• Challenge: Lay out every line of the entries below as a JSON list of strings, with one string per line. Skip blank lines and leave the pictures out.

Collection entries

══════════

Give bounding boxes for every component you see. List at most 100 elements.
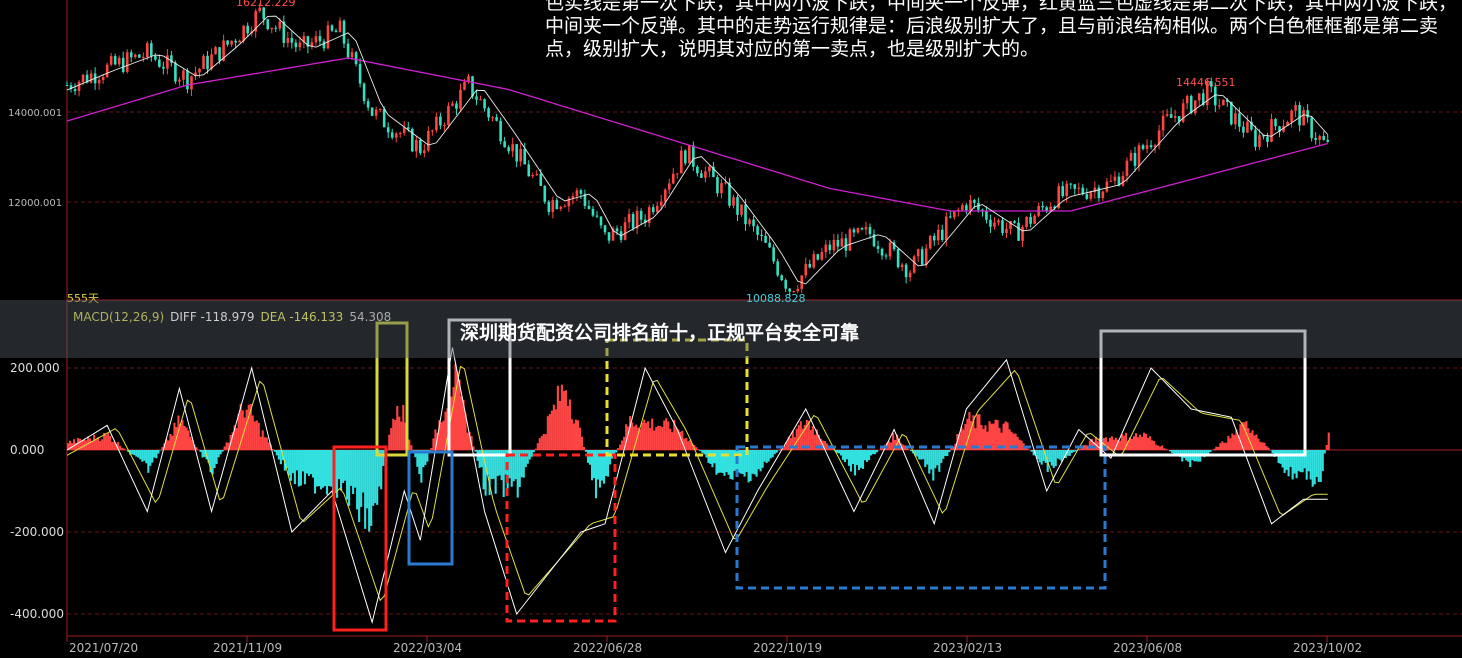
macd-histogram-bar (181, 420, 184, 450)
candle-body (920, 249, 924, 265)
macd-histogram-bar (550, 410, 553, 450)
candle-body (591, 208, 595, 216)
candle-body (531, 175, 535, 177)
macd-histogram-bar (968, 411, 971, 450)
macd-histogram-bar (396, 405, 399, 450)
macd-histogram-bar (753, 450, 756, 475)
macd-legend: MACD(12,26,9) DIFF -118.979 DEA -146.133 54… (73, 310, 397, 324)
candle-body (274, 27, 278, 29)
macd-histogram-bar (580, 436, 584, 450)
macd-histogram-bar (1139, 434, 1142, 450)
candle-body (302, 36, 306, 43)
candle-body (1298, 105, 1301, 126)
macd-histogram-bar (677, 429, 680, 450)
macd-histogram-bar (1261, 442, 1264, 450)
macd-histogram-bar (1048, 450, 1051, 463)
candle-body (499, 120, 502, 142)
macd-histogram-bar (1084, 445, 1087, 450)
candle-body (170, 55, 173, 63)
macd-histogram-bar (743, 450, 746, 477)
macd-histogram-bar (741, 450, 744, 474)
candle-body (431, 130, 434, 132)
macd-histogram-bar (1008, 429, 1011, 450)
macd-histogram-bar (966, 418, 969, 450)
macd-histogram-bar (1293, 450, 1296, 474)
macd-histogram-bar (972, 415, 975, 450)
macd-histogram-bar (793, 437, 796, 450)
macd-histogram-bar (1175, 450, 1178, 456)
candle-body (872, 234, 876, 247)
macd-histogram-bar (1275, 450, 1278, 456)
candle-body (892, 242, 896, 250)
macd-histogram-bar (454, 363, 457, 450)
annotation-box (505, 453, 617, 623)
macd-histogram-bar (257, 422, 260, 450)
macd-histogram-bar (1217, 446, 1220, 450)
macd-name[interactable]: MACD(12,26,9) (73, 310, 165, 324)
candle-body (1053, 206, 1056, 209)
candle-body (487, 108, 490, 118)
candle-body (202, 55, 205, 69)
macd-histogram-bar (1249, 432, 1252, 450)
candle-body (1177, 116, 1181, 122)
macd-histogram-bar (271, 448, 274, 450)
macd-histogram-bar (155, 450, 158, 459)
macd-tick-label: 0.000 (10, 443, 44, 457)
macd-histogram-bar (1141, 436, 1144, 450)
macd-histogram-bar (777, 450, 780, 451)
candle-body (796, 288, 800, 292)
macd-histogram-bar (964, 424, 967, 450)
macd-histogram-bar (978, 414, 981, 450)
macd-histogram-bar (378, 450, 381, 487)
macd-histogram-bar (211, 450, 214, 475)
candle-body (290, 38, 294, 43)
macd-histogram-bar (133, 450, 136, 456)
macd-histogram-bar (161, 447, 164, 450)
candle-body (415, 139, 418, 152)
macd-histogram-bar (855, 450, 859, 466)
macd-histogram-bar (1307, 450, 1310, 472)
macd-histogram-bar (1104, 437, 1107, 450)
macd-histogram-bar (554, 409, 557, 450)
macd-histogram-bar (147, 450, 150, 473)
macd-histogram-bar (223, 446, 226, 450)
macd-histogram-bar (1223, 442, 1226, 450)
macd-histogram-bar (1153, 440, 1156, 450)
annotation-box (1099, 329, 1307, 457)
candle-body (547, 201, 551, 212)
candle-body (936, 229, 940, 241)
macd-histogram-bar (245, 409, 248, 450)
macd-histogram-bar (681, 430, 684, 450)
macd-histogram-bar (354, 450, 357, 488)
macd-histogram-bar (424, 450, 427, 465)
macd-histogram-bar (1132, 436, 1136, 450)
macd-histogram-bar (725, 450, 728, 473)
macd-histogram-bar (107, 433, 110, 450)
macd-histogram-bar (857, 450, 861, 471)
candle-body (246, 25, 249, 34)
candle-body (1189, 96, 1193, 114)
macd-histogram-bar (1068, 450, 1071, 456)
candle-body (1282, 125, 1285, 132)
macd-histogram-bar (1143, 432, 1146, 450)
macd-histogram-bar (171, 435, 174, 450)
macd-histogram-bar (1088, 440, 1091, 450)
macd-histogram-bar (1255, 434, 1258, 450)
candle-body (73, 89, 77, 92)
macd-histogram-bar (588, 450, 592, 465)
macd-histogram-bar (1000, 432, 1003, 450)
candle-body (856, 228, 860, 233)
macd-histogram-bar (1155, 444, 1158, 450)
macd-histogram-bar (904, 445, 907, 450)
candle-body (583, 193, 587, 207)
macd-histogram-bar (215, 450, 218, 464)
candle-body (744, 204, 747, 225)
candle-body (965, 205, 968, 211)
macd-histogram-bar (996, 420, 999, 450)
candle-body (1314, 138, 1317, 140)
candle-body (1093, 187, 1097, 193)
macd-histogram-bar (1325, 444, 1328, 450)
macd-histogram-bar (99, 441, 102, 450)
candle-body (1041, 205, 1044, 208)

══════════

• Finished task:
[
  "Give bounding boxes for every component you see. List at most 100 elements.",
  "macd-histogram-bar (181, 420, 184, 450)",
  "candle-body (920, 249, 924, 265)",
  "macd-histogram-bar (550, 410, 553, 450)",
  "candle-body (591, 208, 595, 216)",
  "candle-body (531, 175, 535, 177)",
  "macd-histogram-bar (968, 411, 971, 450)",
  "macd-histogram-bar (396, 405, 399, 450)",
  "macd-histogram-bar (753, 450, 756, 475)",
  "macd-legend: MACD(12,26,9) DIFF -118.979 DEA -146.133 54… (73, 310, 397, 324)",
  "candle-body (274, 27, 278, 29)",
  "macd-histogram-bar (580, 436, 584, 450)",
  "macd-histogram-bar (1139, 434, 1142, 450)",
  "candle-body (302, 36, 306, 43)",
  "candle-body (1298, 105, 1301, 126)",
  "macd-histogram-bar (677, 429, 680, 450)",
  "macd-histogram-bar (1261, 442, 1264, 450)",
  "macd-histogram-bar (1048, 450, 1051, 463)",
  "candle-body (499, 120, 502, 142)",
  "macd-histogram-bar (1084, 445, 1087, 450)",
  "candle-body (170, 55, 173, 63)",
  "macd-histogram-bar (743, 450, 746, 477)",
  "macd-histogram-bar (741, 450, 744, 474)",
  "candle-body (431, 130, 434, 132)",
  "macd-histogram-bar (1008, 429, 1011, 450)",
  "macd-histogram-bar (966, 418, 969, 450)",
  "macd-histogram-bar (1293, 450, 1296, 474)",
  "macd-histogram-bar (972, 415, 975, 450)",
  "macd-histogram-bar (793, 437, 796, 450)",
  "macd-histogram-bar (1175, 450, 1178, 456)",
  "candle-body (872, 234, 876, 247)",
  "macd-histogram-bar (1275, 450, 1278, 456)",
  "candle-body (892, 242, 896, 250)",
  "macd-histogram-bar (454, 363, 457, 450)",
  "annotation-box (505, 453, 617, 623)",
  "macd-histogram-bar (257, 422, 260, 450)",
  "macd-histogram-bar (1217, 446, 1220, 450)",
  "macd-name[interactable]: MACD(12,26,9) (73, 310, 165, 324)",
  "candle-body (1053, 206, 1056, 209)",
  "candle-body (487, 108, 490, 118)",
  "candle-body (202, 55, 205, 69)",
  "macd-histogram-bar (1249, 432, 1252, 450)",
  "candle-body (1177, 116, 1181, 122)",
  "macd-histogram-bar (271, 448, 274, 450)",
  "macd-histogram-bar (155, 450, 158, 459)",
  "macd-tick-label: 0.000 (10, 443, 44, 457)",
  "macd-histogram-bar (1141, 436, 1144, 450)",
  "macd-histogram-bar (777, 450, 780, 451)",
  "candle-body (796, 288, 800, 292)",
  "macd-histogram-bar (964, 424, 967, 450)",
  "macd-histogram-bar (978, 414, 981, 450)",
  "macd-histogram-bar (378, 450, 381, 487)",
  "macd-histogram-bar (211, 450, 214, 475)",
  "candle-body (290, 38, 294, 43)",
  "macd-histogram-bar (133, 450, 136, 456)",
  "macd-histogram-bar (161, 447, 164, 450)",
  "candle-body (415, 139, 418, 152)",
  "macd-histogram-bar (855, 450, 859, 466)",
  "macd-histogram-bar (1307, 450, 1310, 472)",
  "macd-histogram-bar (1104, 437, 1107, 450)",
  "macd-histogram-bar (554, 409, 557, 450)",
  "macd-histogram-bar (147, 450, 150, 473)",
  "macd-histogram-bar (223, 446, 226, 450)",
  "macd-histogram-bar (1223, 442, 1226, 450)",
  "macd-histogram-bar (1153, 440, 1156, 450)",
  "annotation-box (1099, 329, 1307, 457)",
  "candle-body (547, 201, 551, 212)",
  "candle-body (936, 229, 940, 241)",
  "macd-histogram-bar (245, 409, 248, 450)",
  "macd-histogram-bar (681, 430, 684, 450)",
  "macd-histogram-bar (354, 450, 357, 488)",
  "macd-histogram-bar (424, 450, 427, 465)",
  "macd-histogram-bar (1132, 436, 1136, 450)",
  "macd-histogram-bar (725, 450, 728, 473)",
  "macd-histogram-bar (107, 433, 110, 450)",
  "macd-histogram-bar (857, 450, 861, 471)",
  "candle-body (246, 25, 249, 34)",
  "candle-body (1189, 96, 1193, 114)",
  "macd-histogram-bar (1068, 450, 1071, 456)",
  "candle-body (1282, 125, 1285, 132)",
  "macd-histogram-bar (1143, 432, 1146, 450)",
  "macd-histogram-bar (171, 435, 174, 450)",
  "macd-histogram-bar (1088, 440, 1091, 450)",
  "macd-histogram-bar (1255, 434, 1258, 450)",
  "candle-body (73, 89, 77, 92)",
  "macd-histogram-bar (588, 450, 592, 465)",
  "macd-histogram-bar (1000, 432, 1003, 450)",
  "candle-body (856, 228, 860, 233)",
  "macd-histogram-bar (1155, 444, 1158, 450)",
  "macd-histogram-bar (904, 445, 907, 450)",
  "candle-body (583, 193, 587, 207)",
  "macd-histogram-bar (215, 450, 218, 464)",
  "candle-body (744, 204, 747, 225)",
  "candle-body (965, 205, 968, 211)",
  "macd-histogram-bar (996, 420, 999, 450)",
  "candle-body (1314, 138, 1317, 140)",
  "candle-body (1093, 187, 1097, 193)",
  "macd-histogram-bar (1325, 444, 1328, 450)",
  "macd-histogram-bar (99, 441, 102, 450)",
  "candle-body (1041, 205, 1044, 208)"
]